▸ The request: Scan the data below. Pull out each line where "error" occurs.
* begin Input for this task *
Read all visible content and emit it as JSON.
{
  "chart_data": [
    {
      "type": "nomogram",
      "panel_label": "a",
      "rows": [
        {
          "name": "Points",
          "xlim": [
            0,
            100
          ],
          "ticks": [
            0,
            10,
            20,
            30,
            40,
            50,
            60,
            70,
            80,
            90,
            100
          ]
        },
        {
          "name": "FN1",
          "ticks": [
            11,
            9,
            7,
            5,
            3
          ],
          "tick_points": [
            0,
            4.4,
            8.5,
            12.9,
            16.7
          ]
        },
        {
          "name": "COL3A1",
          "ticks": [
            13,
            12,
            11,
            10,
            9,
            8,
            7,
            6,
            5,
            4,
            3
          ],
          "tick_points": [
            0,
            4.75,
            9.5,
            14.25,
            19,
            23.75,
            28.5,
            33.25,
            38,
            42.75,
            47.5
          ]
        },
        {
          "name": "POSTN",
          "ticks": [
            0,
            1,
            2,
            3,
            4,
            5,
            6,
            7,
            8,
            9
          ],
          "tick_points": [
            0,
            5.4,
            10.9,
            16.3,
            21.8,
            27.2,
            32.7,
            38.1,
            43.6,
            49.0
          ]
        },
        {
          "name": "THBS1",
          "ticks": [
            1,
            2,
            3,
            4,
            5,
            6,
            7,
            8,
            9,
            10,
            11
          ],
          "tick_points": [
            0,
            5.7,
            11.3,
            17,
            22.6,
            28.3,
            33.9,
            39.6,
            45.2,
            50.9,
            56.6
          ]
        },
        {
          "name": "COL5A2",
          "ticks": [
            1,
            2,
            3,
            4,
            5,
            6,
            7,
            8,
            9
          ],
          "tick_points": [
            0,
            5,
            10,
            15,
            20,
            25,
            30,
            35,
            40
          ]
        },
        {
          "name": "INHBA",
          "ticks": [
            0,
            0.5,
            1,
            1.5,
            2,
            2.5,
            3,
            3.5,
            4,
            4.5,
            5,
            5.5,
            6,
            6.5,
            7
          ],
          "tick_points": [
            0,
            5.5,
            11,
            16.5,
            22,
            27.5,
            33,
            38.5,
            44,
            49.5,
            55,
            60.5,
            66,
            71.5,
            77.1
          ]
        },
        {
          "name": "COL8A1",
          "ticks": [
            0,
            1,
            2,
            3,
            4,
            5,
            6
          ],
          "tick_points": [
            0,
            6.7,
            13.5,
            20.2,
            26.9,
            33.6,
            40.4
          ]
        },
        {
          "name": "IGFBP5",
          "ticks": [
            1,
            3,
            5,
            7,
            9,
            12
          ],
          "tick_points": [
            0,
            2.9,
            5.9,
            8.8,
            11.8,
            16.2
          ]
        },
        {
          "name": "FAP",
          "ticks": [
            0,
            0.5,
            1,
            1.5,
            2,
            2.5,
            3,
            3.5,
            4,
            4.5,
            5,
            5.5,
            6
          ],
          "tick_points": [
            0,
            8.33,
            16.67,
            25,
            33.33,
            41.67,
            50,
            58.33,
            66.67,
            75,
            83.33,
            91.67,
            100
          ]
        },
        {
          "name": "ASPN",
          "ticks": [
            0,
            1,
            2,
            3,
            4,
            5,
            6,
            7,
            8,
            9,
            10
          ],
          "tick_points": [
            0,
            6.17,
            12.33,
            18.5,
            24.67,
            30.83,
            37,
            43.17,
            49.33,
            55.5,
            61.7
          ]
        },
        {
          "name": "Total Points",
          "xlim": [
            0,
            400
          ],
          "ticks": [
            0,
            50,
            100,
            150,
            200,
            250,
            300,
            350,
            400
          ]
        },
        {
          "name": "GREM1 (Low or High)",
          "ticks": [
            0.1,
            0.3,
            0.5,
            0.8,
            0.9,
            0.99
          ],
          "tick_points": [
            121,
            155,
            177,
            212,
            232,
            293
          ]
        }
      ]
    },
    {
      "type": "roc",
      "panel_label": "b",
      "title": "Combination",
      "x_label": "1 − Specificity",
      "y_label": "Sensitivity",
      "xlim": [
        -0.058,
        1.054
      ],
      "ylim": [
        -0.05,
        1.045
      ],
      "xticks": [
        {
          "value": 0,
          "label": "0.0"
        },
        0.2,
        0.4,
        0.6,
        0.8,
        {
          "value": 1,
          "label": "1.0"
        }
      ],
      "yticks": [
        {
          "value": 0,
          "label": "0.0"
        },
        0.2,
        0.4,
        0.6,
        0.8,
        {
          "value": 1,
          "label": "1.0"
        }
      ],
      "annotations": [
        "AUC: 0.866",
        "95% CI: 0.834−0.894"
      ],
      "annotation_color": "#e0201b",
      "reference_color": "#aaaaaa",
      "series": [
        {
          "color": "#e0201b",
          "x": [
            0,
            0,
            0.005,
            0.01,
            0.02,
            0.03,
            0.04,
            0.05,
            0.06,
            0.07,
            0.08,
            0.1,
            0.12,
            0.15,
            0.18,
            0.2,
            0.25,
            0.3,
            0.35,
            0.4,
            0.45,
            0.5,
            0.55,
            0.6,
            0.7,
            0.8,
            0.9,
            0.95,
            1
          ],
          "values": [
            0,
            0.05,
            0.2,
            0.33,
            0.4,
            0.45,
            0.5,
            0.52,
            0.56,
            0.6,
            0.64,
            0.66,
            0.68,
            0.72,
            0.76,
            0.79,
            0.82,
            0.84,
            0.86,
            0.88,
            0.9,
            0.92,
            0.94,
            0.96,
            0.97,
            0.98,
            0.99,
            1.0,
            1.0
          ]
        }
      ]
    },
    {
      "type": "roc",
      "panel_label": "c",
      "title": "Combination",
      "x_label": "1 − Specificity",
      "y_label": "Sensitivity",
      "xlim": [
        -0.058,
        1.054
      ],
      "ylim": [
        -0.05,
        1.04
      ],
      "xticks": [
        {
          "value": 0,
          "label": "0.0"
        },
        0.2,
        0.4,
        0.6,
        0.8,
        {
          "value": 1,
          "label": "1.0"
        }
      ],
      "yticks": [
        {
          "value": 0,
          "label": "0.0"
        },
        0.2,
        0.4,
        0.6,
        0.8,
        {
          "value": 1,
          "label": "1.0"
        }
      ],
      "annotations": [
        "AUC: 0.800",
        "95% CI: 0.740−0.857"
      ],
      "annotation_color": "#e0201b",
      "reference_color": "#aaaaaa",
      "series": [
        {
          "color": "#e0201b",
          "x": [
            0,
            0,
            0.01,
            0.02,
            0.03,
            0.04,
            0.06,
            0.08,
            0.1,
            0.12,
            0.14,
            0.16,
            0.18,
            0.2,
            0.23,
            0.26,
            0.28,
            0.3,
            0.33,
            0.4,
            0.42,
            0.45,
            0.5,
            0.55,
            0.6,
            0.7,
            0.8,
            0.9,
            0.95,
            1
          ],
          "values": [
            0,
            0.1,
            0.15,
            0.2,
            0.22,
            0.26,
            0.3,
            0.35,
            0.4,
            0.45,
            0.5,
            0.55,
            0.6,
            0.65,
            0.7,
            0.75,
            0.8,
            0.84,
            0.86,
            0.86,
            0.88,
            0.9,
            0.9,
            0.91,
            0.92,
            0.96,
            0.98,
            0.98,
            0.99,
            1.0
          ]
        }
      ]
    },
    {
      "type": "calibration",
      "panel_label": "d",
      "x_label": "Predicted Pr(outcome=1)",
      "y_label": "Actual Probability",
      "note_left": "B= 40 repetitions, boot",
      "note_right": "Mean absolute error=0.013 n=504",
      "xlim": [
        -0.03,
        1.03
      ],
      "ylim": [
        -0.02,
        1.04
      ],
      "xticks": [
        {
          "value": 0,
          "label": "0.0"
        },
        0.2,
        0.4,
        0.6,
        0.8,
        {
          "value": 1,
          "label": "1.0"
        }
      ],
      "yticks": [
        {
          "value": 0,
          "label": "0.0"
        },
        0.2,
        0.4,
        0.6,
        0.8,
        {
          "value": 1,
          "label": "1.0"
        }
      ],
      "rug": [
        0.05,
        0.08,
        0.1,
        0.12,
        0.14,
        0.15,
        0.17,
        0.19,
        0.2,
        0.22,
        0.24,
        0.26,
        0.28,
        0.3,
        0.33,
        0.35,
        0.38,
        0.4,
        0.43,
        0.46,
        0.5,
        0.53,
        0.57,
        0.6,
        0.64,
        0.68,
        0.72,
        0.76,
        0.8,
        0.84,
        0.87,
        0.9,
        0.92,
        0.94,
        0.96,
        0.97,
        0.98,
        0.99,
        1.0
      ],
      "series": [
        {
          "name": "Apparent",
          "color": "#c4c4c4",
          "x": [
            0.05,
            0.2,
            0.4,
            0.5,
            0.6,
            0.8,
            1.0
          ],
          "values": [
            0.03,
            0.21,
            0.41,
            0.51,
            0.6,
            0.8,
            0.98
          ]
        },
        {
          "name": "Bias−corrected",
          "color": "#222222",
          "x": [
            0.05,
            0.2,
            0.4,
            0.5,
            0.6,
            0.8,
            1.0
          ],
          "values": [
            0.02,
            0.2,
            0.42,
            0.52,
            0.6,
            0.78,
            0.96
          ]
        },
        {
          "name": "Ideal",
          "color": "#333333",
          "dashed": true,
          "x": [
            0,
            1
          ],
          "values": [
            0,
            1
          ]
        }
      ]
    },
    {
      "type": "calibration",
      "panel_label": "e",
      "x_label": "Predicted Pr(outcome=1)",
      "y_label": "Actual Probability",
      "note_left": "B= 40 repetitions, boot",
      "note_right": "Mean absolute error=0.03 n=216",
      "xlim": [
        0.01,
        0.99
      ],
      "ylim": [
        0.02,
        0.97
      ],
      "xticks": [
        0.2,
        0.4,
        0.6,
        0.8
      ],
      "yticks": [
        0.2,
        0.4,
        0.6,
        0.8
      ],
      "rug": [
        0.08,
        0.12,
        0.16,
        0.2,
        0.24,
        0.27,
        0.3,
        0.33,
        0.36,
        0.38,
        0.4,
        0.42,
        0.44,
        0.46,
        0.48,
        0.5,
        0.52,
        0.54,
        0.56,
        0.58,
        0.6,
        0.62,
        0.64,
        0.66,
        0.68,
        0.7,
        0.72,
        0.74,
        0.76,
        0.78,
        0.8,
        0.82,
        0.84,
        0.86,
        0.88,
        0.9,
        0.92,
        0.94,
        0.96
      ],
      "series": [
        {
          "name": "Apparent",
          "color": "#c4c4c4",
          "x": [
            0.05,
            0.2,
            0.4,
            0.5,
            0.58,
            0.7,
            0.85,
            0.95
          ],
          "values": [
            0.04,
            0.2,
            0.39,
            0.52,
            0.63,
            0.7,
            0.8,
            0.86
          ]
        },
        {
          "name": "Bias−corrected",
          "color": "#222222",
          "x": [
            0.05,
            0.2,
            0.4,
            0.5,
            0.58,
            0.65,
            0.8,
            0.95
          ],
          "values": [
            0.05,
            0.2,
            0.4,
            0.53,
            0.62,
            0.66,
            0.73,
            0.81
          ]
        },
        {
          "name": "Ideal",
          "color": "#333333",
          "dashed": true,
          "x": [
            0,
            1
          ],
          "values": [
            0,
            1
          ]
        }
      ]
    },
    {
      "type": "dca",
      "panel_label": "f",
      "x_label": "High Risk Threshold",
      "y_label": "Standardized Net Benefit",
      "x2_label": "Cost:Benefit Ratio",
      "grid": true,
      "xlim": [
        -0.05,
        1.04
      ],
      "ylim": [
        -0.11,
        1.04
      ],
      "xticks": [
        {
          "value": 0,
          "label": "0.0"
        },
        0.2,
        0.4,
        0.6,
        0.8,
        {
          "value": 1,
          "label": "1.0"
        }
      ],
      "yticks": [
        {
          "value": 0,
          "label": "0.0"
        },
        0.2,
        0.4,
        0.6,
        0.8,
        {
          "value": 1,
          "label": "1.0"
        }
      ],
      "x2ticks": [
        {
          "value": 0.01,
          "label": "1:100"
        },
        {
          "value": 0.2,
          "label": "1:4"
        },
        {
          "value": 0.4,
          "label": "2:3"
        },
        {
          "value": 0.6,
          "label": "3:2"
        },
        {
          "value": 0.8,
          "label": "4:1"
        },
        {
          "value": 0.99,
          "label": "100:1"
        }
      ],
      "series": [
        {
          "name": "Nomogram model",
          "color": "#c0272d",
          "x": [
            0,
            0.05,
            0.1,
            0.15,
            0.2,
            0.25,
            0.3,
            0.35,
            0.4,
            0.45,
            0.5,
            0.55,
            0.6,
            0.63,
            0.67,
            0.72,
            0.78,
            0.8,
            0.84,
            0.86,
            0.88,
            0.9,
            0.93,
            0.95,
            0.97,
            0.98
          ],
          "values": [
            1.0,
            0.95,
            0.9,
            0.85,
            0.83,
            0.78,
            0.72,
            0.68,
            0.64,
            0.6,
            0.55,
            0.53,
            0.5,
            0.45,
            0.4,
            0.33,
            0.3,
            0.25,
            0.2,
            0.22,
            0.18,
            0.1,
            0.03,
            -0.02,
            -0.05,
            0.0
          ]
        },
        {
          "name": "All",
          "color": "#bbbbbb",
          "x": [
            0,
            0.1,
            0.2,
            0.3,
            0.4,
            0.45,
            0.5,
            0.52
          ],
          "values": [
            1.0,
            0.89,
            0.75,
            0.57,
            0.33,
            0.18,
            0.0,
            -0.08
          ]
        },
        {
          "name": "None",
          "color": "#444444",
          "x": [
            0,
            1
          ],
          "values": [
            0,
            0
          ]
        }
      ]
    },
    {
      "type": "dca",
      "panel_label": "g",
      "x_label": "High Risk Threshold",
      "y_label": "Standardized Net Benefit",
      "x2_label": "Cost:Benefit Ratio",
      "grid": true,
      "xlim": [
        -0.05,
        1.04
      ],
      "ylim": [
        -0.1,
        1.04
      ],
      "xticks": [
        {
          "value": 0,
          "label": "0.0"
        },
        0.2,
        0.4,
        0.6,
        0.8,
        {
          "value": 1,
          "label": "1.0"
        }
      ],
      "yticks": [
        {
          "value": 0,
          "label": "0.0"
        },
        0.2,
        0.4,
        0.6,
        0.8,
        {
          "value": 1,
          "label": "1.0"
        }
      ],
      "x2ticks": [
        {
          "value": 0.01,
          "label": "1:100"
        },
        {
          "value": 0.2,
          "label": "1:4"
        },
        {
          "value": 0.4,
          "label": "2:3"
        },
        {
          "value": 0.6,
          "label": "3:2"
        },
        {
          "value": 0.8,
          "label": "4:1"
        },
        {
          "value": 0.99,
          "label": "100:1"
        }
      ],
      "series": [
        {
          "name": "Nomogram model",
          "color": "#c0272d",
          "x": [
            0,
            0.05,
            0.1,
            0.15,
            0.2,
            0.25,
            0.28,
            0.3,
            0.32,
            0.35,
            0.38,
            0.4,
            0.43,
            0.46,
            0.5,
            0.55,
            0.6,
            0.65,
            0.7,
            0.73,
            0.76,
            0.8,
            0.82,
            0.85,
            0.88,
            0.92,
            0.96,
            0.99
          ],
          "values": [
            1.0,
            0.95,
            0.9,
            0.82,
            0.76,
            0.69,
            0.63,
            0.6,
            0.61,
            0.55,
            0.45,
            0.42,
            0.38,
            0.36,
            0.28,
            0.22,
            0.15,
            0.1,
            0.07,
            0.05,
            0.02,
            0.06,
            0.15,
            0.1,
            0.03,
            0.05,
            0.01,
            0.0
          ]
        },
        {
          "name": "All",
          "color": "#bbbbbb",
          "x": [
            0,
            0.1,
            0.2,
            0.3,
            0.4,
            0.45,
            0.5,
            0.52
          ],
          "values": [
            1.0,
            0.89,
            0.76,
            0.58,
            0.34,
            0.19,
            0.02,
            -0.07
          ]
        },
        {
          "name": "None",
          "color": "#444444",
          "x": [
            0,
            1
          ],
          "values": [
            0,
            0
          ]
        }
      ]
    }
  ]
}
* end Input for this task *
▸ The response:
      "note_right": "Mean absolute error=0.013 n=504",
      "note_right": "Mean absolute error=0.03 n=216",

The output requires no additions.